### [EXERCISE DETAILS]
In the listing that follows, count each line where the word "this" appears; write nothing but the count.

### [DATA SECTION]
◆ ◆ ◆ ◆ ◆ ◆ ◆
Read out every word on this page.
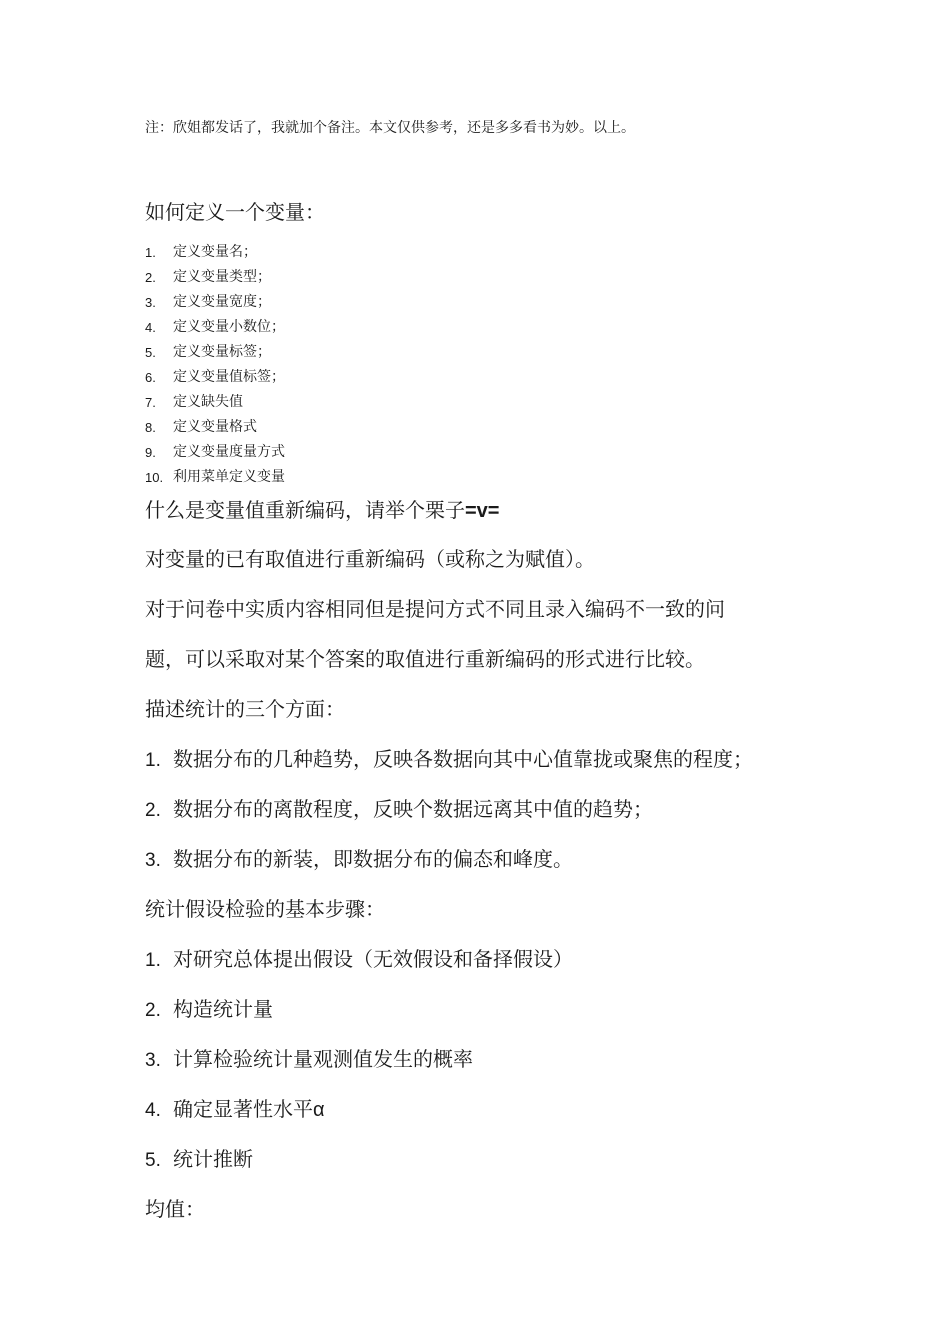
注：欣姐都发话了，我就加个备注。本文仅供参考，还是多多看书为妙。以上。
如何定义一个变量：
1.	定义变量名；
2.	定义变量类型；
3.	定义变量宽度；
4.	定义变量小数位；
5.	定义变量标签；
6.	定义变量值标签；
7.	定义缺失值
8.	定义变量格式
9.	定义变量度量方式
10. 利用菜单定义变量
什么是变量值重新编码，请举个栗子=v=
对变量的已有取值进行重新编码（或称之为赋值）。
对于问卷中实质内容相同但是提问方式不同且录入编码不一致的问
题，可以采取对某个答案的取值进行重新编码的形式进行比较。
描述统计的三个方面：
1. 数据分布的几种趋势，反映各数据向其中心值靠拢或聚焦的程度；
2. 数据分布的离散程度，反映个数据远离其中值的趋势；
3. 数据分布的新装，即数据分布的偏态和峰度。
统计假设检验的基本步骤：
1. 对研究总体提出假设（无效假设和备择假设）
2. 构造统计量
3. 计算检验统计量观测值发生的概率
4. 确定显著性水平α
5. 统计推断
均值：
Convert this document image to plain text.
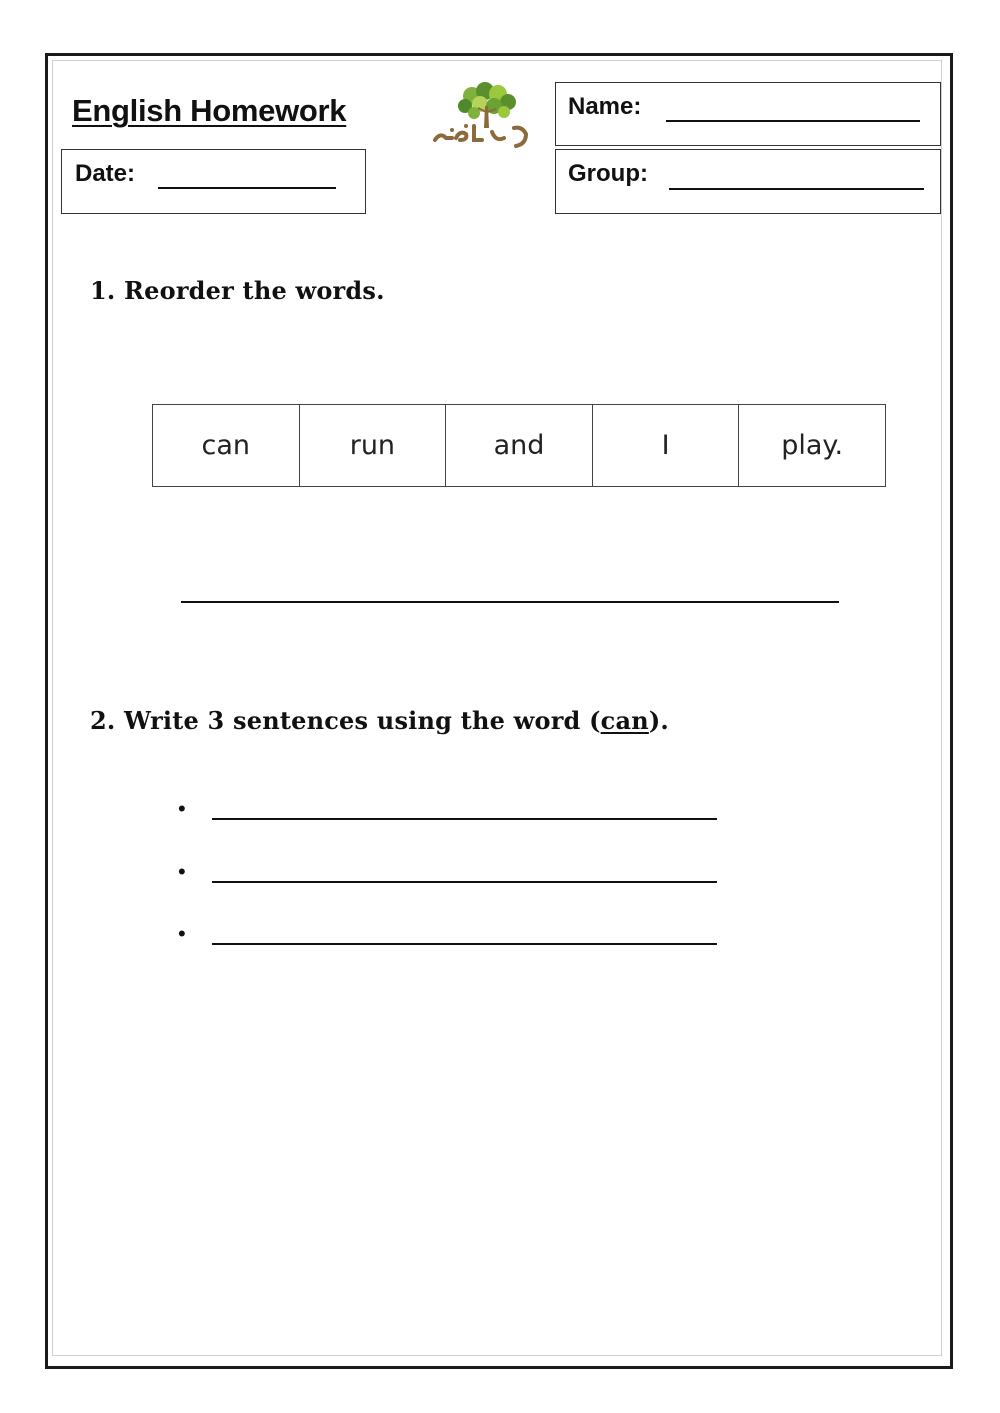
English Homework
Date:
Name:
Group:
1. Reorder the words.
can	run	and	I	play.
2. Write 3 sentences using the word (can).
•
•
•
◆ ◆ ◆ ◆ ◆ ◆ ◆
### [TASK OUTPUT]
2